* [LISTED ENTRIES]
==========

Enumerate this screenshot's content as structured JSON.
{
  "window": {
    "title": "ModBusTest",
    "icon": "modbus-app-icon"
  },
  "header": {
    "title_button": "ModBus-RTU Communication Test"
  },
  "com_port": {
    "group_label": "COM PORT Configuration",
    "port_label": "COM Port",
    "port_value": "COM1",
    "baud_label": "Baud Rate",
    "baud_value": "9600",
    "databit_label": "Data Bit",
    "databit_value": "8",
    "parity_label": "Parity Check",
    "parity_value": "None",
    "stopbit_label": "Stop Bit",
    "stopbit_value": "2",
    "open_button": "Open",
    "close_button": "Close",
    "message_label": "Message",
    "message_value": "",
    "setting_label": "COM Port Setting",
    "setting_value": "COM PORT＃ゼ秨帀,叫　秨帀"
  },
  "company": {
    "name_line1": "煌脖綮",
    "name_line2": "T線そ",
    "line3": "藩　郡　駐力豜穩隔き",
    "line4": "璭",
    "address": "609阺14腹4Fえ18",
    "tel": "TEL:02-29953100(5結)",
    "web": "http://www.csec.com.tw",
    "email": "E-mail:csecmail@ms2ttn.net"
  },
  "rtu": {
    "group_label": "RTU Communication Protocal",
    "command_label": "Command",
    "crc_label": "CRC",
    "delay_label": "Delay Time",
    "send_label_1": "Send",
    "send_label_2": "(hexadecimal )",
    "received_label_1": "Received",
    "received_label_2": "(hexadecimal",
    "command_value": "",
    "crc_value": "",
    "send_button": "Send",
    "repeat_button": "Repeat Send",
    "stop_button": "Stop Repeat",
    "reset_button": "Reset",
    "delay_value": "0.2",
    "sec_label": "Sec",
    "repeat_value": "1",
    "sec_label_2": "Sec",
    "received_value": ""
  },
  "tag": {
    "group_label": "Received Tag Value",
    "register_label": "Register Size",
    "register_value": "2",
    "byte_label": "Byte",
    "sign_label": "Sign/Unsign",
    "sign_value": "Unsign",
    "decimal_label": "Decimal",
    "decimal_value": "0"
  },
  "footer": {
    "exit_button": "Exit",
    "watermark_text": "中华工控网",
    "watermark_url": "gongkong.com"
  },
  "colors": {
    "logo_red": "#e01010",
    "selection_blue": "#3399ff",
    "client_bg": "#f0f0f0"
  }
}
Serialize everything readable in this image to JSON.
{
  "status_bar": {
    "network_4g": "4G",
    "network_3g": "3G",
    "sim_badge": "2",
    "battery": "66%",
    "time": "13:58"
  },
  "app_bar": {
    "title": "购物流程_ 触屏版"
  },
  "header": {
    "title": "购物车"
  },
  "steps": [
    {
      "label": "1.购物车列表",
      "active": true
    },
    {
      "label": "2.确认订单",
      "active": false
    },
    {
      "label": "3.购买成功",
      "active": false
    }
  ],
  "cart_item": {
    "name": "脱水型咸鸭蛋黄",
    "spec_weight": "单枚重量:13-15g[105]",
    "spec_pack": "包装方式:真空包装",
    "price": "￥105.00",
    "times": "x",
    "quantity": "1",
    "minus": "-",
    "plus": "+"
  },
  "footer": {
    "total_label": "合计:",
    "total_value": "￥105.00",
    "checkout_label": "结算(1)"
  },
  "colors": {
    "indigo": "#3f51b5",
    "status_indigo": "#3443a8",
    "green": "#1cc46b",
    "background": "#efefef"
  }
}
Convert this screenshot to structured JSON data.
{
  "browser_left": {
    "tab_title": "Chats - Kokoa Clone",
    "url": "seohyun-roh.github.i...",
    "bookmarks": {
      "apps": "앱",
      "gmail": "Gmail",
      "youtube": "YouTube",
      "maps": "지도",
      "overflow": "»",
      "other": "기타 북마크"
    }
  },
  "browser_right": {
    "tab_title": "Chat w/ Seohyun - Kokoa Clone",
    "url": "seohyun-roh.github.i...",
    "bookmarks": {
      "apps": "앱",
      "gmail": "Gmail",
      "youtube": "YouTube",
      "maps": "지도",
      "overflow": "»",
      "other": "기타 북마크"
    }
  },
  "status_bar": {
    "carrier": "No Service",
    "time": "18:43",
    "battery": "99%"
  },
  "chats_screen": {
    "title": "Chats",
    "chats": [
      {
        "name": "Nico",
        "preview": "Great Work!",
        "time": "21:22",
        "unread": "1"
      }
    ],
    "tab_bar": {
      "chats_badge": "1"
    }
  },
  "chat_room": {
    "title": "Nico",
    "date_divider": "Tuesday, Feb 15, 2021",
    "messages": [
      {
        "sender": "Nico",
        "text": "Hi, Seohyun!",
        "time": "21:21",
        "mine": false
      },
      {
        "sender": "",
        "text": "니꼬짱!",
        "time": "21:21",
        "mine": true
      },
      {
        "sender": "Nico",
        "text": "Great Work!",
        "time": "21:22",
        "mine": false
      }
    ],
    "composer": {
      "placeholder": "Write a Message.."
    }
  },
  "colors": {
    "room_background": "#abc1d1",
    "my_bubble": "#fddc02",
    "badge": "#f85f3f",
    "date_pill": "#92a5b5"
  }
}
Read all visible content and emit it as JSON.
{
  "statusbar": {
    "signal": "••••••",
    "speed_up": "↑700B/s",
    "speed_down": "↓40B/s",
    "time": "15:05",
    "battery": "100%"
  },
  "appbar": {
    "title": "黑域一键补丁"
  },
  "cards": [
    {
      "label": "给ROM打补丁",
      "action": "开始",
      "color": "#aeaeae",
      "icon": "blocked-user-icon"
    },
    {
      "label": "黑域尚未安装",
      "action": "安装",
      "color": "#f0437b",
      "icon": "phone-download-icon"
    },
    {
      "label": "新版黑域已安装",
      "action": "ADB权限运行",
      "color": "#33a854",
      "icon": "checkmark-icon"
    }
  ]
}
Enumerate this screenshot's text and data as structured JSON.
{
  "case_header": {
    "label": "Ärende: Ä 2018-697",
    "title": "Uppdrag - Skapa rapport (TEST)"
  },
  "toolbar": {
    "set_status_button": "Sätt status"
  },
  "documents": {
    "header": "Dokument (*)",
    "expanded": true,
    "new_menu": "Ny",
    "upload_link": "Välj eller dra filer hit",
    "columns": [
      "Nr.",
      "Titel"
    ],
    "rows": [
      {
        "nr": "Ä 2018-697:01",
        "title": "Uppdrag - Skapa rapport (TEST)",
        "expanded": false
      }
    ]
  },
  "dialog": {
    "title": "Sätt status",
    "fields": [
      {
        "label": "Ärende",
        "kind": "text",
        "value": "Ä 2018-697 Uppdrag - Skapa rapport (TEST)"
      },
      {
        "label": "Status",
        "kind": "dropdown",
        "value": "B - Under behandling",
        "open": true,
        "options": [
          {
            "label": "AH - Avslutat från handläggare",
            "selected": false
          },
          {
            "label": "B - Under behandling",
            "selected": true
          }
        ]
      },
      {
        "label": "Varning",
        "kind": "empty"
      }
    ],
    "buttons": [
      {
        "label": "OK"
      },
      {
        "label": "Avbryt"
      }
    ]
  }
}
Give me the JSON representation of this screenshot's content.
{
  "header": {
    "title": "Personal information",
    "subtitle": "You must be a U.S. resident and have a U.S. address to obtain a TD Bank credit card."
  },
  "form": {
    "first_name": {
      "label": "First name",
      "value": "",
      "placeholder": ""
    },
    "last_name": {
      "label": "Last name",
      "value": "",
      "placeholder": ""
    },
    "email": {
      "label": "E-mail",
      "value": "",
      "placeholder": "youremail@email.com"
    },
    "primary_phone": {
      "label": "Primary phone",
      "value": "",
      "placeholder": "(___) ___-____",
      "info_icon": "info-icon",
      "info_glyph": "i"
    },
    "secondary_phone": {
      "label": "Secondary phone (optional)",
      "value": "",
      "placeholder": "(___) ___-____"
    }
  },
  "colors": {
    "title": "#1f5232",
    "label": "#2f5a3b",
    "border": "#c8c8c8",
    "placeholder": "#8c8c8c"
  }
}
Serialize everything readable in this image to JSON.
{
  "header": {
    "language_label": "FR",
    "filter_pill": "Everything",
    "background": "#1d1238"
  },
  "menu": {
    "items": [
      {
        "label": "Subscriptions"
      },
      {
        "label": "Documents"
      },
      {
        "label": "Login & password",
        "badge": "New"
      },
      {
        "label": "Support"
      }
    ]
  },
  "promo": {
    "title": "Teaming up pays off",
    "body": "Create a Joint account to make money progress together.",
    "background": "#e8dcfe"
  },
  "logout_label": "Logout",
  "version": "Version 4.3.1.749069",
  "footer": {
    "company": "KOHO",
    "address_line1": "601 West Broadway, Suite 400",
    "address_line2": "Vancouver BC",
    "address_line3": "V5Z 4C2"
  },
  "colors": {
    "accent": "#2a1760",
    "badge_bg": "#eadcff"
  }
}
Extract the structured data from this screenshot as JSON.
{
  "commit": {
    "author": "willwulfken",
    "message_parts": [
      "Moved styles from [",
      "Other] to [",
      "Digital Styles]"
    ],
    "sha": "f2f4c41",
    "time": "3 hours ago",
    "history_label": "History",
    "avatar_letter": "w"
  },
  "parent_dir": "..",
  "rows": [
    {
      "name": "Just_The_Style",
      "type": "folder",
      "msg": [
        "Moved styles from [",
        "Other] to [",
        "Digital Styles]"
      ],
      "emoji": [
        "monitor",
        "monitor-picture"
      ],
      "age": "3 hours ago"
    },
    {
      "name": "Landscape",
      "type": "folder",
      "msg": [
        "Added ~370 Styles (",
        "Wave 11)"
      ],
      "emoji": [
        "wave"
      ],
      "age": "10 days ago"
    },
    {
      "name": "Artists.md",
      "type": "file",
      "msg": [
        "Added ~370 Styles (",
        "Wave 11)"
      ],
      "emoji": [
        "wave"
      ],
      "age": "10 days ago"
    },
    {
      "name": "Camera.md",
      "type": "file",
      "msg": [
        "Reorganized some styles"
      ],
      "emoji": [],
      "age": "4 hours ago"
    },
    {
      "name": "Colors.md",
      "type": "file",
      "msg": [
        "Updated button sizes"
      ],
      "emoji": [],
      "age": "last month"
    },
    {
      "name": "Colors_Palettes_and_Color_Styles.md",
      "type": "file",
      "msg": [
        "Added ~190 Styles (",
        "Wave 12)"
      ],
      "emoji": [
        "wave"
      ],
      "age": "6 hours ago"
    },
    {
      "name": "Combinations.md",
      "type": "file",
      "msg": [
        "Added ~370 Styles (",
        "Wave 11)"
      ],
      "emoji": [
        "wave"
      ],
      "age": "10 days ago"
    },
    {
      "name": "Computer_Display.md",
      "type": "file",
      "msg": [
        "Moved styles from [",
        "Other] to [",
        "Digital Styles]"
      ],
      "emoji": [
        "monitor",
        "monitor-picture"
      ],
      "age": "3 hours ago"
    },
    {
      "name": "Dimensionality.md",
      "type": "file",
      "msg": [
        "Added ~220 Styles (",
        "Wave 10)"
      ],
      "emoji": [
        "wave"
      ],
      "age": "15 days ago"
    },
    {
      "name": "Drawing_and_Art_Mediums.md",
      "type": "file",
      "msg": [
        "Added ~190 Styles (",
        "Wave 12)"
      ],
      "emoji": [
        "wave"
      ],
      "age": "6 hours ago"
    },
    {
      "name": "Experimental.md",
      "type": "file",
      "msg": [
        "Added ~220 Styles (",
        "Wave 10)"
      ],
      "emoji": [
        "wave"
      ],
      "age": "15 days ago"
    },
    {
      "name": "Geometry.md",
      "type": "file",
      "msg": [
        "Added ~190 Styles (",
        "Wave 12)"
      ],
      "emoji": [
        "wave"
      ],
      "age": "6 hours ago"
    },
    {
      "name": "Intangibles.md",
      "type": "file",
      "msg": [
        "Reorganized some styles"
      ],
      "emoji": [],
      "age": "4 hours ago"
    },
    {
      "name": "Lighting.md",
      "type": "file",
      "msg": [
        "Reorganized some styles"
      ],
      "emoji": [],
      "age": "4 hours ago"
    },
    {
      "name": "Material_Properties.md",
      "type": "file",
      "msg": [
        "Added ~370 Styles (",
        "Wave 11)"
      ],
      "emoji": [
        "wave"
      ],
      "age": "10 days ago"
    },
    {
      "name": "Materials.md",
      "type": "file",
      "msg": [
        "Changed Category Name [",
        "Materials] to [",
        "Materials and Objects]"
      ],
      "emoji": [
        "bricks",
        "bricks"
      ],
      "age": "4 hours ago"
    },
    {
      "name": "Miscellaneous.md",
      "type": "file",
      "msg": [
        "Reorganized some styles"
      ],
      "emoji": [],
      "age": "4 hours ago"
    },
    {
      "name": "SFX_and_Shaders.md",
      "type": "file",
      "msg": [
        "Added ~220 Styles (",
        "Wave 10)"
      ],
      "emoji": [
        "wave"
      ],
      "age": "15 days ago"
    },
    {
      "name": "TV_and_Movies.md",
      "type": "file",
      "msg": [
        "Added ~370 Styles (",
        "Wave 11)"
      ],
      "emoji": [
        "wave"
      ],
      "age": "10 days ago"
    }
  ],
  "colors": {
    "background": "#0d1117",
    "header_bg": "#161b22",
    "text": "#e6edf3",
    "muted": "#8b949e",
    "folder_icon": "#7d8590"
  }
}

==========

* [EXERCISE TASK]
Only a number is wanted: how many lines above include "true"?

* [SOLUTION TO THE PROBLEM]
5